DIRECTIONS =
Without the images, write out the whole listing exactly.

Dataset items:
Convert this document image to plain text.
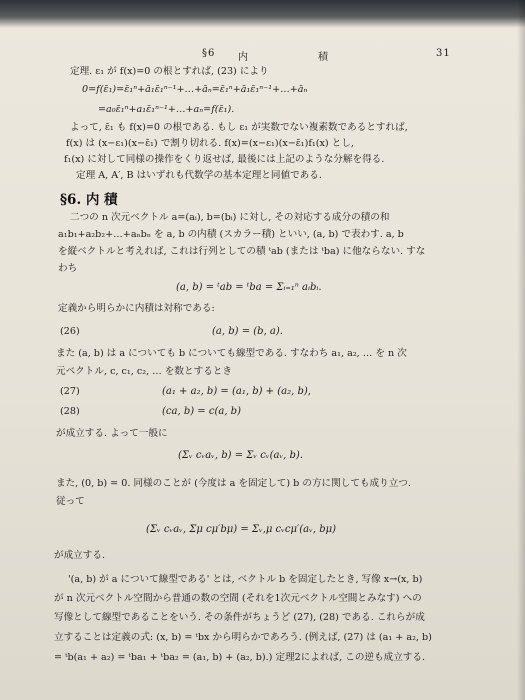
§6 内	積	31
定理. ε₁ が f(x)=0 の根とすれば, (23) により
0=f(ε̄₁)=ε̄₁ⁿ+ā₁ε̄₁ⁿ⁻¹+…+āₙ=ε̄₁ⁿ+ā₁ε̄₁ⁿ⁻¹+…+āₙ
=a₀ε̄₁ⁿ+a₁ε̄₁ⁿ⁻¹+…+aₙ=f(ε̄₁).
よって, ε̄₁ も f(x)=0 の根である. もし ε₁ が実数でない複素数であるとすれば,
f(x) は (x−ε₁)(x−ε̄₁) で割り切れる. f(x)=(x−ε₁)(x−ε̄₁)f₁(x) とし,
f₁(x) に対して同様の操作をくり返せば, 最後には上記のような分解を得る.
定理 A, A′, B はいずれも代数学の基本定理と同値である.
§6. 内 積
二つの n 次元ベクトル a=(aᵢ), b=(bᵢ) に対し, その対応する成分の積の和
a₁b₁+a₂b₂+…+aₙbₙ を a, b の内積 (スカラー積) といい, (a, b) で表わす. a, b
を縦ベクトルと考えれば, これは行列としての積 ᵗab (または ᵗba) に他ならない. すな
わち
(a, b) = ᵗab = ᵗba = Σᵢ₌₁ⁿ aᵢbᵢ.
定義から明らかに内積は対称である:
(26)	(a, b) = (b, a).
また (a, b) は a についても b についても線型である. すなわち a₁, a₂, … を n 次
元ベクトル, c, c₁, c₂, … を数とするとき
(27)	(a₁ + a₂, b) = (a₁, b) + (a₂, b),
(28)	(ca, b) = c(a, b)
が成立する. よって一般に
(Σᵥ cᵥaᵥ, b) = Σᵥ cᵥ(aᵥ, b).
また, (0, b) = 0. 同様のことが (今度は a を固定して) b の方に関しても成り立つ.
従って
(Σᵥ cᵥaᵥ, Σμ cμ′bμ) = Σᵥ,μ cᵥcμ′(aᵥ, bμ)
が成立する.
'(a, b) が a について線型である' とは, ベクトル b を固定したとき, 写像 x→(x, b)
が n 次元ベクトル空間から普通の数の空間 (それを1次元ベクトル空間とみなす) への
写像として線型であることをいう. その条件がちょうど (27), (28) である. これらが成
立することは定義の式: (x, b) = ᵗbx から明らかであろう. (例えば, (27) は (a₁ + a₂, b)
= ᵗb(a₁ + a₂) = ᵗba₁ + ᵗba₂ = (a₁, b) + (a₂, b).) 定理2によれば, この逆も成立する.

SOLVED PROBLEM =
Convert this document image to plain text.
§6 内	積	31
定理. ε₁ が f(x)=0 の根とすれば, (23) により
0=f(ε̄₁)=ε̄₁ⁿ+ā₁ε̄₁ⁿ⁻¹+…+āₙ=ε̄₁ⁿ+ā₁ε̄₁ⁿ⁻¹+…+āₙ
=a₀ε̄₁ⁿ+a₁ε̄₁ⁿ⁻¹+…+aₙ=f(ε̄₁).
よって, ε̄₁ も f(x)=0 の根である. もし ε₁ が実数でない複素数であるとすれば,
f(x) は (x−ε₁)(x−ε̄₁) で割り切れる. f(x)=(x−ε₁)(x−ε̄₁)f₁(x) とし,
f₁(x) に対して同様の操作をくり返せば, 最後には上記のような分解を得る.
定理 A, A′, B はいずれも代数学の基本定理と同値である.
§6. 内 積
二つの n 次元ベクトル a=(aᵢ), b=(bᵢ) に対し, その対応する成分の積の和
a₁b₁+a₂b₂+…+aₙbₙ を a, b の内積 (スカラー積) といい, (a, b) で表わす. a, b
を縦ベクトルと考えれば, これは行列としての積 ᵗab (または ᵗba) に他ならない. すな
わち
(a, b) = ᵗab = ᵗba = Σᵢ₌₁ⁿ aᵢbᵢ.
定義から明らかに内積は対称である:
(26)	(a, b) = (b, a).
また (a, b) は a についても b についても線型である. すなわち a₁, a₂, … を n 次
元ベクトル, c, c₁, c₂, … を数とするとき
(27)	(a₁ + a₂, b) = (a₁, b) + (a₂, b),
(28)	(ca, b) = c(a, b)
が成立する. よって一般に
(Σᵥ cᵥaᵥ, b) = Σᵥ cᵥ(aᵥ, b).
また, (0, b) = 0. 同様のことが (今度は a を固定して) b の方に関しても成り立つ.
従って
(Σᵥ cᵥaᵥ, Σμ cμ′bμ) = Σᵥ,μ cᵥcμ′(aᵥ, bμ)
が成立する.
'(a, b) が a について線型である' とは, ベクトル b を固定したとき, 写像 x→(x, b)
が n 次元ベクトル空間から普通の数の空間 (それを1次元ベクトル空間とみなす) への
写像として線型であることをいう. その条件がちょうど (27), (28) である. これらが成
立することは定義の式: (x, b) = ᵗbx から明らかであろう. (例えば, (27) は (a₁ + a₂, b)
= ᵗb(a₁ + a₂) = ᵗba₁ + ᵗba₂ = (a₁, b) + (a₂, b).) 定理2によれば, この逆も成立する.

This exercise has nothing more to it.